## Figure record extracts

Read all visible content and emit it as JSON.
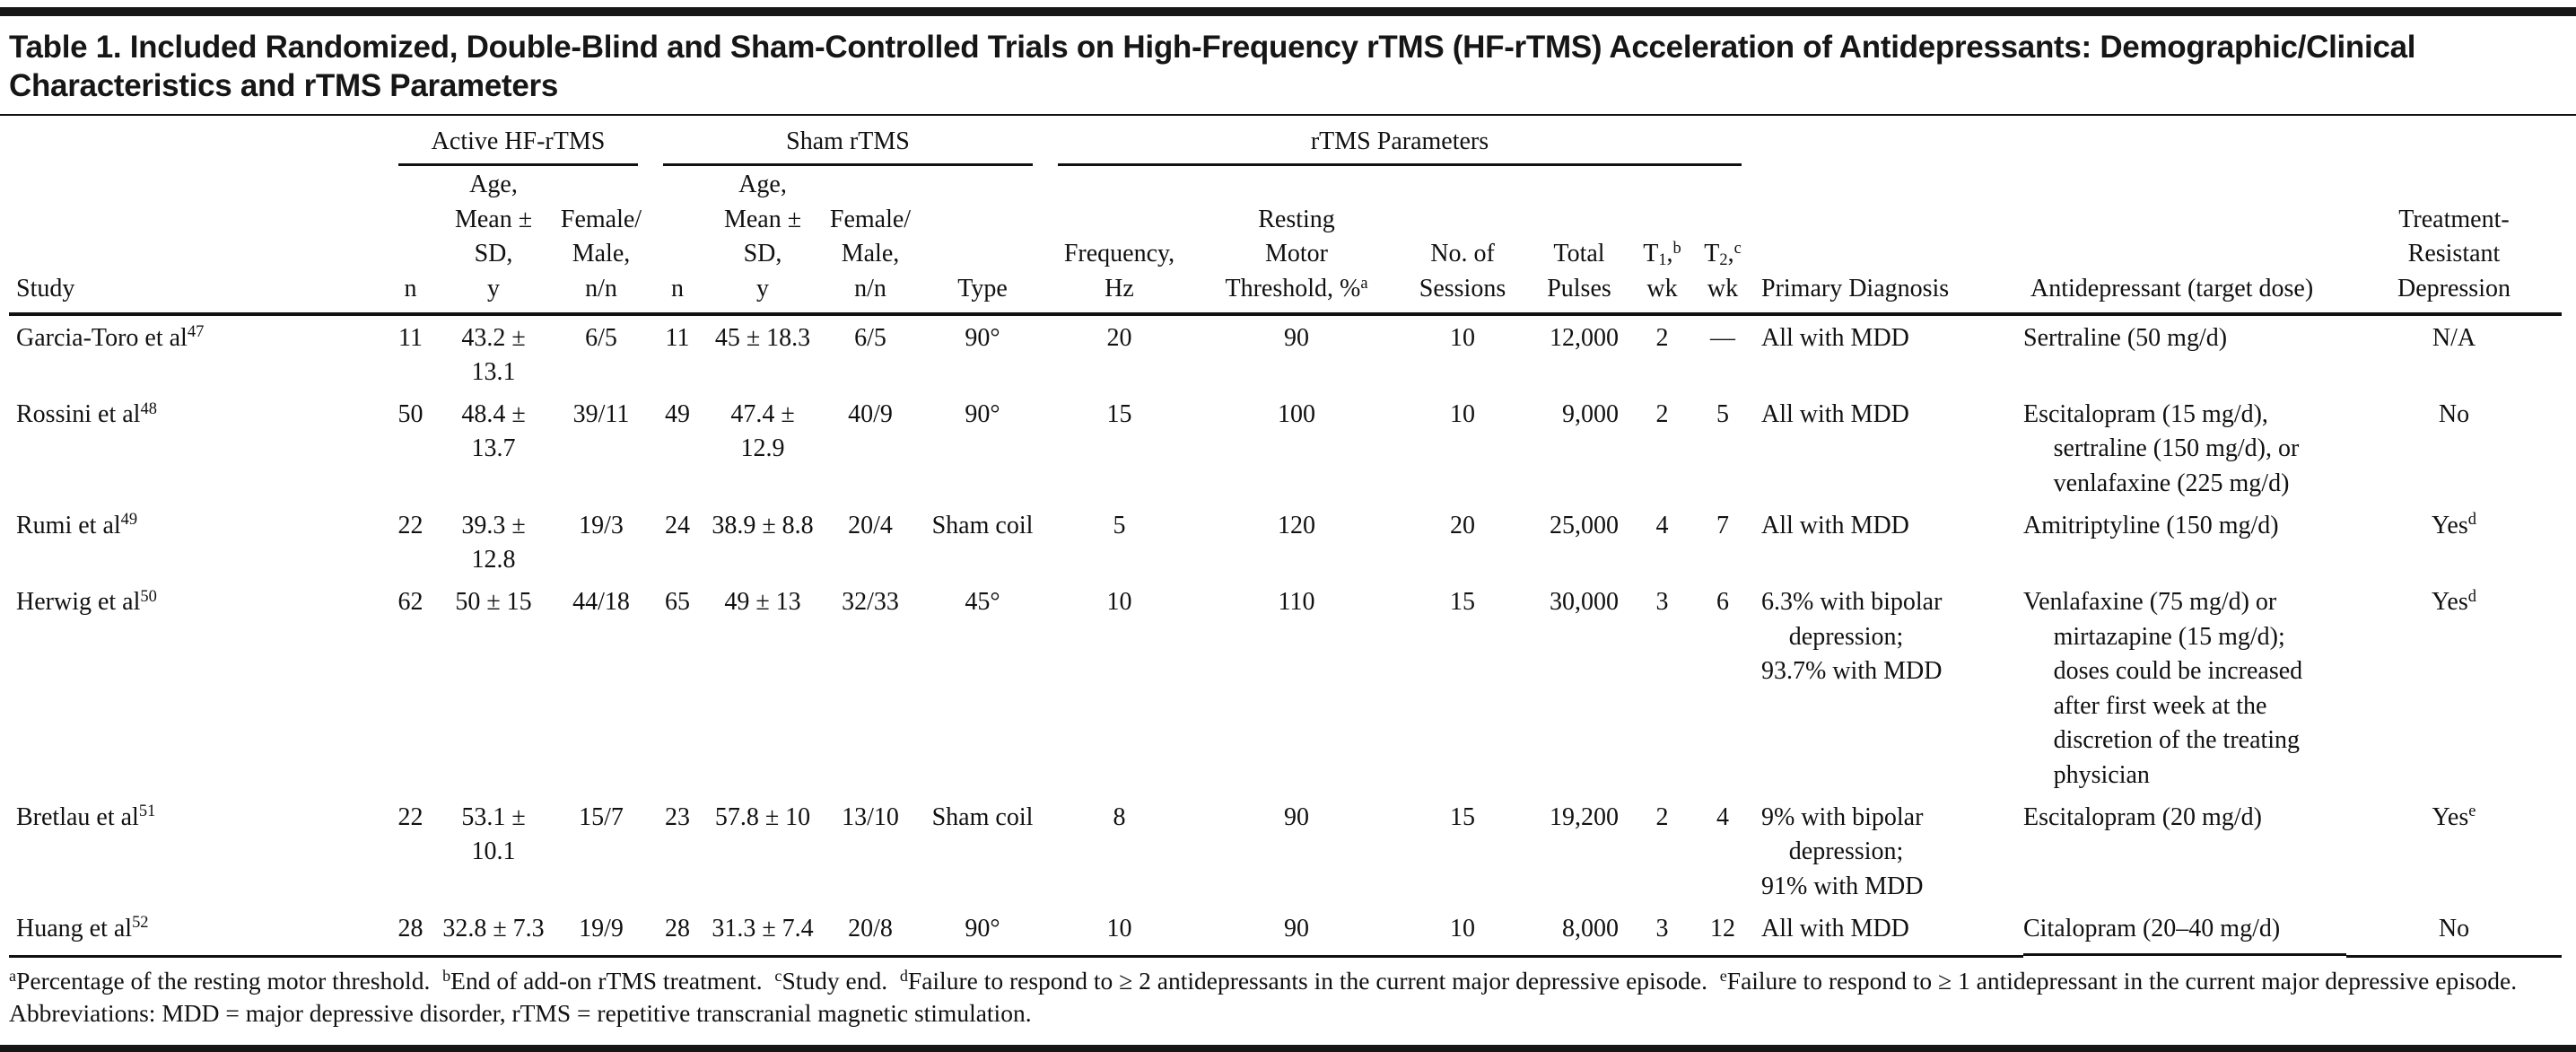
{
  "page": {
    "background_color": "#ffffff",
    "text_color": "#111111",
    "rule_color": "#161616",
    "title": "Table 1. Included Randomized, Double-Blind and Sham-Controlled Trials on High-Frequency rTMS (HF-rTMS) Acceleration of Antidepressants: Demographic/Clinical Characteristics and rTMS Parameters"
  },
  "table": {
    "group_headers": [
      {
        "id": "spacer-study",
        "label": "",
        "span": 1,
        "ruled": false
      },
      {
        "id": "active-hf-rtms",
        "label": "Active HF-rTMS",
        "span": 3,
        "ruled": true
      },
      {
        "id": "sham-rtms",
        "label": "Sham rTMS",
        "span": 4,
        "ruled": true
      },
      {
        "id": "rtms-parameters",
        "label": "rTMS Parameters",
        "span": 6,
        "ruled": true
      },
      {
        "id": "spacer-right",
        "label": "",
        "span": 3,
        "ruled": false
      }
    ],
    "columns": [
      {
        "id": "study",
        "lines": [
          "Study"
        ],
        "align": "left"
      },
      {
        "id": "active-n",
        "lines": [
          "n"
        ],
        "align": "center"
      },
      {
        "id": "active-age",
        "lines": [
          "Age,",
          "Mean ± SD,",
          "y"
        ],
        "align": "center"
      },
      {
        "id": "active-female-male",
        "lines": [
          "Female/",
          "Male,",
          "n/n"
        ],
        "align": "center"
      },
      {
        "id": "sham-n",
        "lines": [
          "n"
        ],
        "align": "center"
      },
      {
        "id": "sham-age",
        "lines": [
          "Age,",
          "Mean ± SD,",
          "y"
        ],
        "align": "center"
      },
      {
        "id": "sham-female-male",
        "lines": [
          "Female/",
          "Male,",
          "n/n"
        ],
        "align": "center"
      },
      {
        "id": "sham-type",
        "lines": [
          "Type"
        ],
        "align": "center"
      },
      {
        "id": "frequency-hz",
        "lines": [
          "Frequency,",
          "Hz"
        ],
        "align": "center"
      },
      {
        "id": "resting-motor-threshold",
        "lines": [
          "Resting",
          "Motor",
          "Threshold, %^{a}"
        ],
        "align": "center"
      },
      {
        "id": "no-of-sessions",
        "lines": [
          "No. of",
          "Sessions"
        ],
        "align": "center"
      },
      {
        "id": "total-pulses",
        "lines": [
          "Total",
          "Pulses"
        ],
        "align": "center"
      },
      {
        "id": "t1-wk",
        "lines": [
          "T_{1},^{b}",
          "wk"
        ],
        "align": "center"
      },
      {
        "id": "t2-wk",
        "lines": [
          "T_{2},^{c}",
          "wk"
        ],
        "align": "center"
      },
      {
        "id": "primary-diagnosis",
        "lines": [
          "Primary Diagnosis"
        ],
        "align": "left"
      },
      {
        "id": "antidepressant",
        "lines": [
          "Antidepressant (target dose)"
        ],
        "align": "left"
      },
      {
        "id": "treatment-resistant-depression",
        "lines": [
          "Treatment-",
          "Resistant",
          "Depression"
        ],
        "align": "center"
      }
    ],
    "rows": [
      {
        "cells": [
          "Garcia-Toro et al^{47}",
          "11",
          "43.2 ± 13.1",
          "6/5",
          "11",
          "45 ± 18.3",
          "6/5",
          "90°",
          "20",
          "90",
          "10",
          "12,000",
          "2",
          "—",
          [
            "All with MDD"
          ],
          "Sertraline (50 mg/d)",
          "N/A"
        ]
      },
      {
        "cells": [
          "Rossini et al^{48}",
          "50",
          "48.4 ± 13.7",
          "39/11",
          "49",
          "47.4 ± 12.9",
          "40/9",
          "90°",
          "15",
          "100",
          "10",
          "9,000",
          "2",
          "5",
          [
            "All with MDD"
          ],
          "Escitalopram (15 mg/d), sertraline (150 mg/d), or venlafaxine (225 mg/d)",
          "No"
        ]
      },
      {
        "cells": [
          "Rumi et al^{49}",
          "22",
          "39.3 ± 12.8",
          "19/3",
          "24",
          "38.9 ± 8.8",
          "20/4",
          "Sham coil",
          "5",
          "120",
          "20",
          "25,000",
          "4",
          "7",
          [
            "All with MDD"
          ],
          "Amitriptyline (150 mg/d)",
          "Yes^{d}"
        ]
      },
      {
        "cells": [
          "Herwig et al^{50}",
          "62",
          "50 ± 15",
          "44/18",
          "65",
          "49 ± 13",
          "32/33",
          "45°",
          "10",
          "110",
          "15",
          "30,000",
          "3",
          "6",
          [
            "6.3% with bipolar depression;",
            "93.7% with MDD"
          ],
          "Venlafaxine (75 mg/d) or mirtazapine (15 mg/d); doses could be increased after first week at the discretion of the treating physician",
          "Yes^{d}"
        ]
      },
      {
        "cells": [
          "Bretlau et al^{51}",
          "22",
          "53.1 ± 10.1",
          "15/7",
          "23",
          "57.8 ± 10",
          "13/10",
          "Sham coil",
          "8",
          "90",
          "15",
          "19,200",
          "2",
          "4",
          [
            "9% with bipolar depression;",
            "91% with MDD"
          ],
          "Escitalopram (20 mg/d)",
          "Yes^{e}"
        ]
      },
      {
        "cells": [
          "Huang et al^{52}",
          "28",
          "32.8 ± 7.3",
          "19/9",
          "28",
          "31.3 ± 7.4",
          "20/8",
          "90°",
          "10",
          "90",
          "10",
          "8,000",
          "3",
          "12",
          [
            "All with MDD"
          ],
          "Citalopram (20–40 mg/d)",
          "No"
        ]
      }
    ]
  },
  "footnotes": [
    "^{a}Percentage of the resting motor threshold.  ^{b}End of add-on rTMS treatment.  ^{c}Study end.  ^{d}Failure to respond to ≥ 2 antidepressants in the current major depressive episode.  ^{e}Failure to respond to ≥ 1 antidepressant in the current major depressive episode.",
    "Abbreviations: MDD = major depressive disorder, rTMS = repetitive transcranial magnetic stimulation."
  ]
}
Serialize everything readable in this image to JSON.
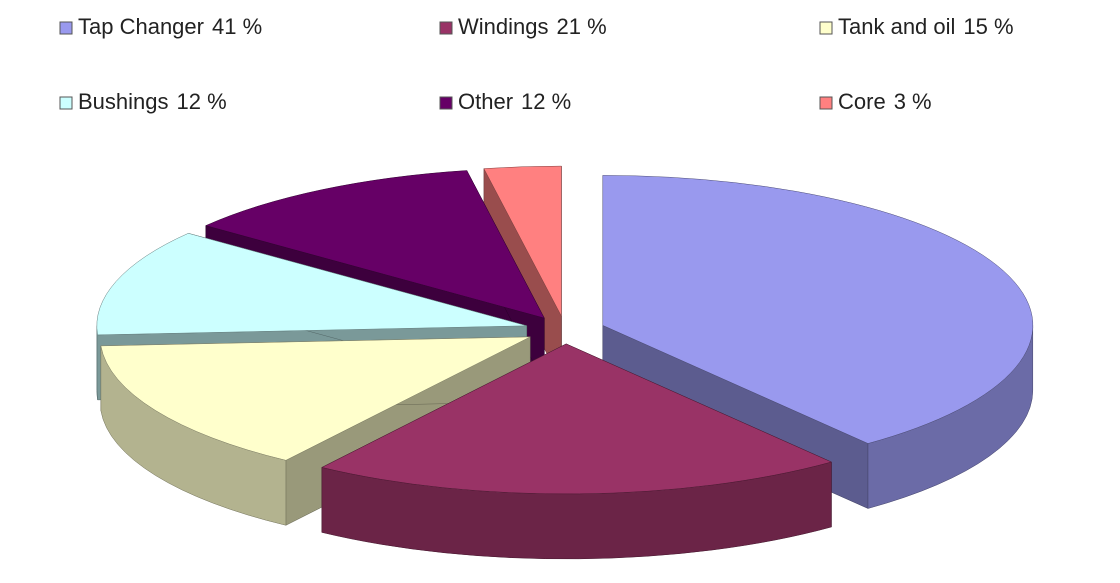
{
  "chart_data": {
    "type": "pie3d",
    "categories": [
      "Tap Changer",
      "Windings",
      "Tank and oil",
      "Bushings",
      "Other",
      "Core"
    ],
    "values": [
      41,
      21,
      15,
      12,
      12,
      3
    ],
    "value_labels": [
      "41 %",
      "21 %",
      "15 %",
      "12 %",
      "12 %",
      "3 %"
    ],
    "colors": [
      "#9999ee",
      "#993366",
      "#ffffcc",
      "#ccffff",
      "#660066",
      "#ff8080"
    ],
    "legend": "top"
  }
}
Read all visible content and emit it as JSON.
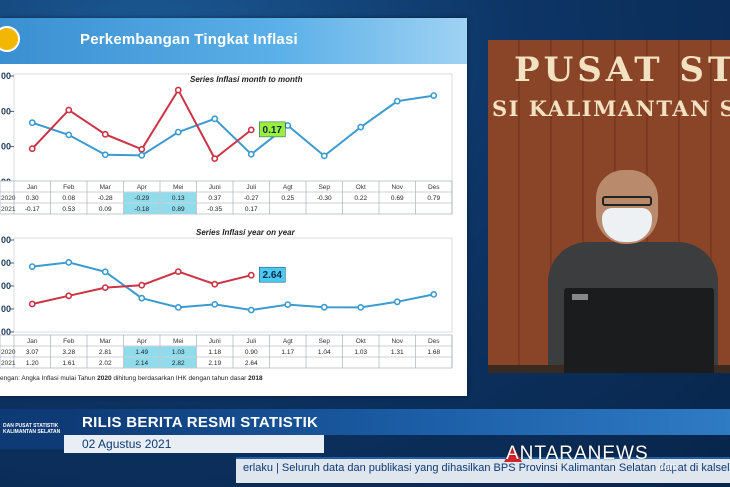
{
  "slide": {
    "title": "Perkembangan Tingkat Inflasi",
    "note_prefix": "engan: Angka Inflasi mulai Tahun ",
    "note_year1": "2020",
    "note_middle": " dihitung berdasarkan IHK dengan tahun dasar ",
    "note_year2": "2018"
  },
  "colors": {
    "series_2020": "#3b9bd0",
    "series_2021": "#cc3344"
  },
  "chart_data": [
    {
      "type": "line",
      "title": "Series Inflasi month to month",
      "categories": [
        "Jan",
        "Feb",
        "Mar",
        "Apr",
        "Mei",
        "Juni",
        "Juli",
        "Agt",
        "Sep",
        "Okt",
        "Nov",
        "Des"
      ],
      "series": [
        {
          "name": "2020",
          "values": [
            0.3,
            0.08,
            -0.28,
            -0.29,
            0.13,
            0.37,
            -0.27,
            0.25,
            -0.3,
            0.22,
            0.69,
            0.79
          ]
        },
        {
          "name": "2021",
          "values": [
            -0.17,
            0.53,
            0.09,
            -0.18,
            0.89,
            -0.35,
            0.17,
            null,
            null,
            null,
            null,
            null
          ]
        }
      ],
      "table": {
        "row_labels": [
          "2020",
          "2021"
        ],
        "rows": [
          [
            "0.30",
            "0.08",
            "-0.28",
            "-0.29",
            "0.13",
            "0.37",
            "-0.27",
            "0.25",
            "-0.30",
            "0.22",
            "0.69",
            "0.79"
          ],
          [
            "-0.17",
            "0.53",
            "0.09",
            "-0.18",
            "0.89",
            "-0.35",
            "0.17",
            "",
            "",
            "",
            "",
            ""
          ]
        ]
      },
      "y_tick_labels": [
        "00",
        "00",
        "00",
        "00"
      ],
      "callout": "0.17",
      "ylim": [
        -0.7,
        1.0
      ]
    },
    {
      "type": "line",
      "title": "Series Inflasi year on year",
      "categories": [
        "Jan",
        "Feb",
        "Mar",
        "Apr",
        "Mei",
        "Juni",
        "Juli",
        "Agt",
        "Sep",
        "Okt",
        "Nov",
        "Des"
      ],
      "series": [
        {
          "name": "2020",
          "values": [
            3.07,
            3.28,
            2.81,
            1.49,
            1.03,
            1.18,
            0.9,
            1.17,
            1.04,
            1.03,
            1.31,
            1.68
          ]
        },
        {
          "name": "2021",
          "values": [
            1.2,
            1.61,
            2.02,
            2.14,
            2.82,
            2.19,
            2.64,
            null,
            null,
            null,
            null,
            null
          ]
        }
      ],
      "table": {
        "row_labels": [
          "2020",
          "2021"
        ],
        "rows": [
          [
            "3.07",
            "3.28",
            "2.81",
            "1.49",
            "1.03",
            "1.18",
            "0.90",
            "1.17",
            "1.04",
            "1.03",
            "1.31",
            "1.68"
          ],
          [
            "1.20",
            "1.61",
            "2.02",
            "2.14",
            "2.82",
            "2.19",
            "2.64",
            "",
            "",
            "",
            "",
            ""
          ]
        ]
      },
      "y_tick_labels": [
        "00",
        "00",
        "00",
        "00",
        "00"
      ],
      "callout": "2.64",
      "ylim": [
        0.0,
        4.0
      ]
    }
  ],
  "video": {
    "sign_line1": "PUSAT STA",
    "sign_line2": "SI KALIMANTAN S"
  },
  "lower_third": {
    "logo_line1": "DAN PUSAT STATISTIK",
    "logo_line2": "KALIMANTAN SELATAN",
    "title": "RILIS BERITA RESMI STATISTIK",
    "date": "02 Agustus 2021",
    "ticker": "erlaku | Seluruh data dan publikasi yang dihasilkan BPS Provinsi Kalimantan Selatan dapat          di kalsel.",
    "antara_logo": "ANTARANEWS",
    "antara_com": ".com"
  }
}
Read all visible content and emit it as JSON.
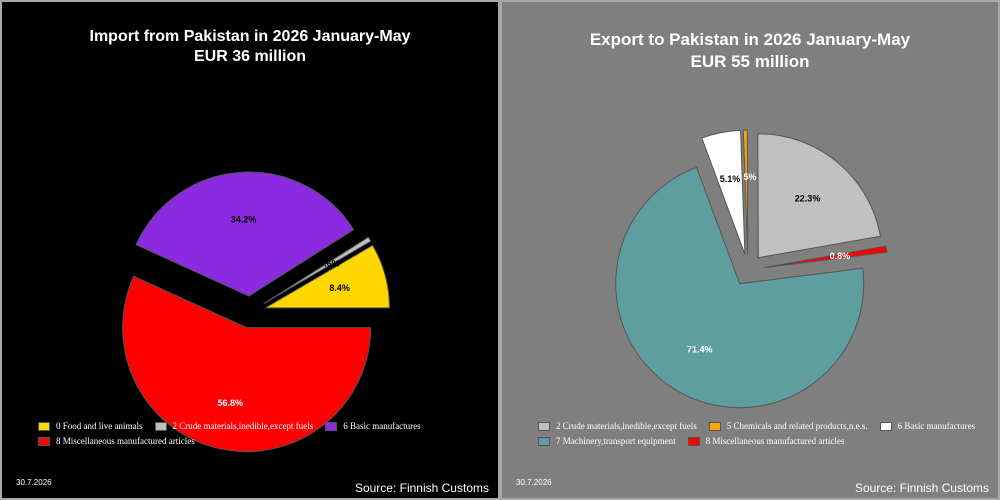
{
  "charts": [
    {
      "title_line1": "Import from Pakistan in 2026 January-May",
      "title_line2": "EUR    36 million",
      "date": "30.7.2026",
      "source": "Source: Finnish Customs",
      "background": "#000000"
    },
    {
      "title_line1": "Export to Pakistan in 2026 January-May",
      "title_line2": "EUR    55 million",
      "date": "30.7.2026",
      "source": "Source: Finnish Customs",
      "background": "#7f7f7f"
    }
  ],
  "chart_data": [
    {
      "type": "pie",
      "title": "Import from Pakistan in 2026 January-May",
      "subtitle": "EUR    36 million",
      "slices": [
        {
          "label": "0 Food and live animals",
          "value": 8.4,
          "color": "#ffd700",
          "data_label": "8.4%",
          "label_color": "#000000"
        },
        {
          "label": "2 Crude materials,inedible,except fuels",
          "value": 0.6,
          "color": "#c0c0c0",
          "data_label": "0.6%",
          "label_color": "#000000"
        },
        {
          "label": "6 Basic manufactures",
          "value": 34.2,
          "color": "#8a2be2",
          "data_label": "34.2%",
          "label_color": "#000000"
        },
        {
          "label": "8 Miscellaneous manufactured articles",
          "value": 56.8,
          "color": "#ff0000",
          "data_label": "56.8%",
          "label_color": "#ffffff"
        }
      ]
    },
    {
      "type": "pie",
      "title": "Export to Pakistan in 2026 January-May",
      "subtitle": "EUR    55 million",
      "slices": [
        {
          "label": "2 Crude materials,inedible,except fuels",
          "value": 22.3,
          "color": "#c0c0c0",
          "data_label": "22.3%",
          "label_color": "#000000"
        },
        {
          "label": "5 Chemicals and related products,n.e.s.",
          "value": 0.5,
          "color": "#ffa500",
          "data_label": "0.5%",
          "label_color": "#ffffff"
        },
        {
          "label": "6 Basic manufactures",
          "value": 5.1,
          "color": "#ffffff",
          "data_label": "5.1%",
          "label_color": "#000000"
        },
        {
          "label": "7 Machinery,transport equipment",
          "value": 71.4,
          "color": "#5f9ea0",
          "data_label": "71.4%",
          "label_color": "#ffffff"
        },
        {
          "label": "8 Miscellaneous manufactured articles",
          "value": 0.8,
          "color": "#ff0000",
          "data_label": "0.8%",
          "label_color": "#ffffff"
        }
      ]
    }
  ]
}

## Task description
Using the records above, select and copy every line that has the word "depressive".

## Answer
    "^{a}Percentage of the resting motor threshold.  ^{b}End of add-on rTMS treatment.  ^{c}Study end.  ^{d}Failure to respond to ≥ 2 antidepressants in the current major depressive episode.  ^{e}Failure to respond to ≥ 1 antidepressant in the current major depressive episode.",
    "Abbreviations: MDD = major depressive disorder, rTMS = repetitive transcranial magnetic stimulation."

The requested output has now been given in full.